BEGIN MATERIAL FOR THE TASK

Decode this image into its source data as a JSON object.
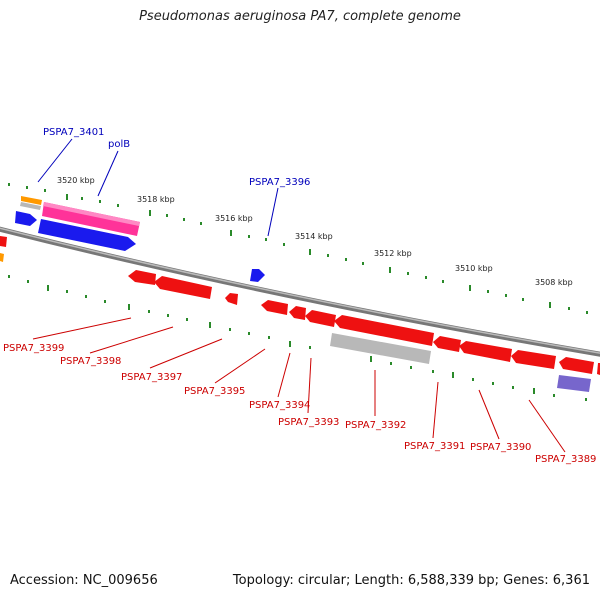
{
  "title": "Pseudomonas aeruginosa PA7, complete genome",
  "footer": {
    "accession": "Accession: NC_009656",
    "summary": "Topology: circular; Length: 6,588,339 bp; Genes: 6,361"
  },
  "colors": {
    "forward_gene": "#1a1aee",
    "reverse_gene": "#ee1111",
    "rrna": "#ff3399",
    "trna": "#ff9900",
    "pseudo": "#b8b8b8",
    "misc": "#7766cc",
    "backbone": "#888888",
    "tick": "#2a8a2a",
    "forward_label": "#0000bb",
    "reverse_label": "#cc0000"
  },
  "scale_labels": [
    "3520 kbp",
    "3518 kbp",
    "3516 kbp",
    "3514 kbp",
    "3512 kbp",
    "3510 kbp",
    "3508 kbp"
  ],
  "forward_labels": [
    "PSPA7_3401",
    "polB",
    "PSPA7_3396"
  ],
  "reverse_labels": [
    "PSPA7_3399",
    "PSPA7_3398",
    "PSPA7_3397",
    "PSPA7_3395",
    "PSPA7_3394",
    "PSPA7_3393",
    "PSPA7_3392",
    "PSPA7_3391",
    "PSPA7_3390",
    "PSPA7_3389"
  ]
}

END MATERIAL FOR THE TASK

__TASK DIRECTIONS__:
What is needed is the data above, retyped exactly, with every picture left out.

__ANSWER SECTION__:
Decode this image into its source data as a JSON object.
{
  "title": "Pseudomonas aeruginosa PA7, complete genome",
  "footer": {
    "accession": "Accession: NC_009656",
    "summary": "Topology: circular; Length: 6,588,339 bp; Genes: 6,361"
  },
  "colors": {
    "forward_gene": "#1a1aee",
    "reverse_gene": "#ee1111",
    "rrna": "#ff3399",
    "trna": "#ff9900",
    "pseudo": "#b8b8b8",
    "misc": "#7766cc",
    "backbone": "#888888",
    "tick": "#2a8a2a",
    "forward_label": "#0000bb",
    "reverse_label": "#cc0000"
  },
  "scale_labels": [
    "3520 kbp",
    "3518 kbp",
    "3516 kbp",
    "3514 kbp",
    "3512 kbp",
    "3510 kbp",
    "3508 kbp"
  ],
  "forward_labels": [
    "PSPA7_3401",
    "polB",
    "PSPA7_3396"
  ],
  "reverse_labels": [
    "PSPA7_3399",
    "PSPA7_3398",
    "PSPA7_3397",
    "PSPA7_3395",
    "PSPA7_3394",
    "PSPA7_3393",
    "PSPA7_3392",
    "PSPA7_3391",
    "PSPA7_3390",
    "PSPA7_3389"
  ]
}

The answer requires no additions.